● TASK BRIEF
Collect the lines of the entries where "correct" shows up.

Collected data entries
• • •

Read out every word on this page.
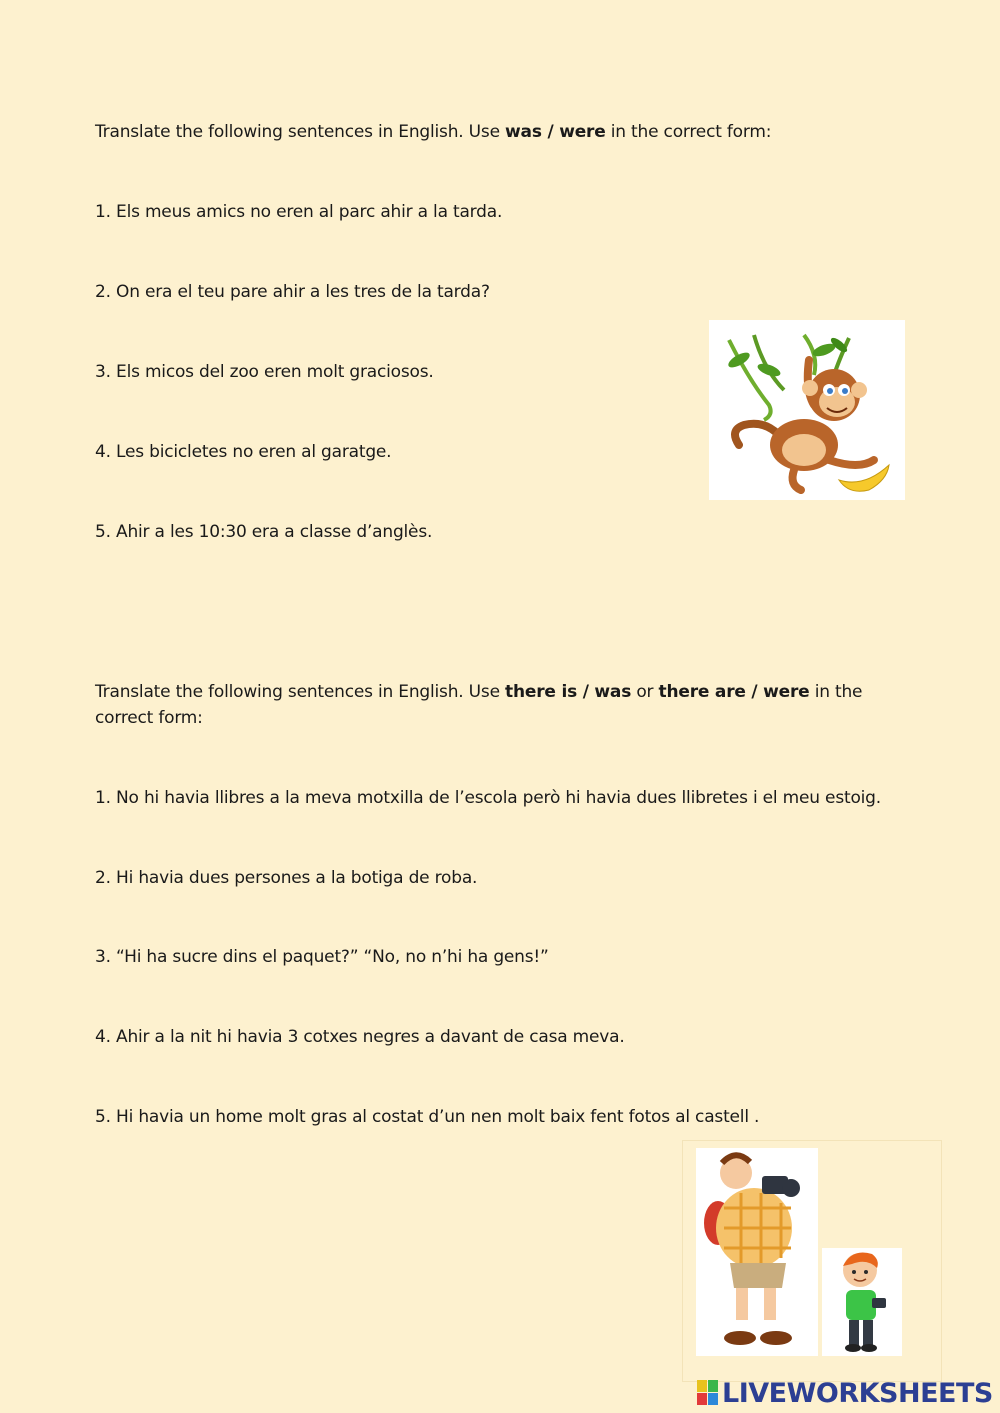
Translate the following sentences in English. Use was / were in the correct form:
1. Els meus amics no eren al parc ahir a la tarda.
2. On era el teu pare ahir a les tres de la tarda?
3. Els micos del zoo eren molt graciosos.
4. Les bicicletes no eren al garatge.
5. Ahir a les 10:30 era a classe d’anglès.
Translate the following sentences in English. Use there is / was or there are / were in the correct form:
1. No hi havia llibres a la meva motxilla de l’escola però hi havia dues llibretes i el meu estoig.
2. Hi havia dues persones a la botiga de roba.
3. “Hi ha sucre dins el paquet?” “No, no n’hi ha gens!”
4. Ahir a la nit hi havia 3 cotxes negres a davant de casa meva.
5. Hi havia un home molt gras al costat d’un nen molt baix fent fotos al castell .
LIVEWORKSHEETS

• • •

● EXPECTED OUTPUT
Translate the following sentences in English. Use was / were in the correct form:
Translate the following sentences in English. Use there is / was or there are / were in the correct form:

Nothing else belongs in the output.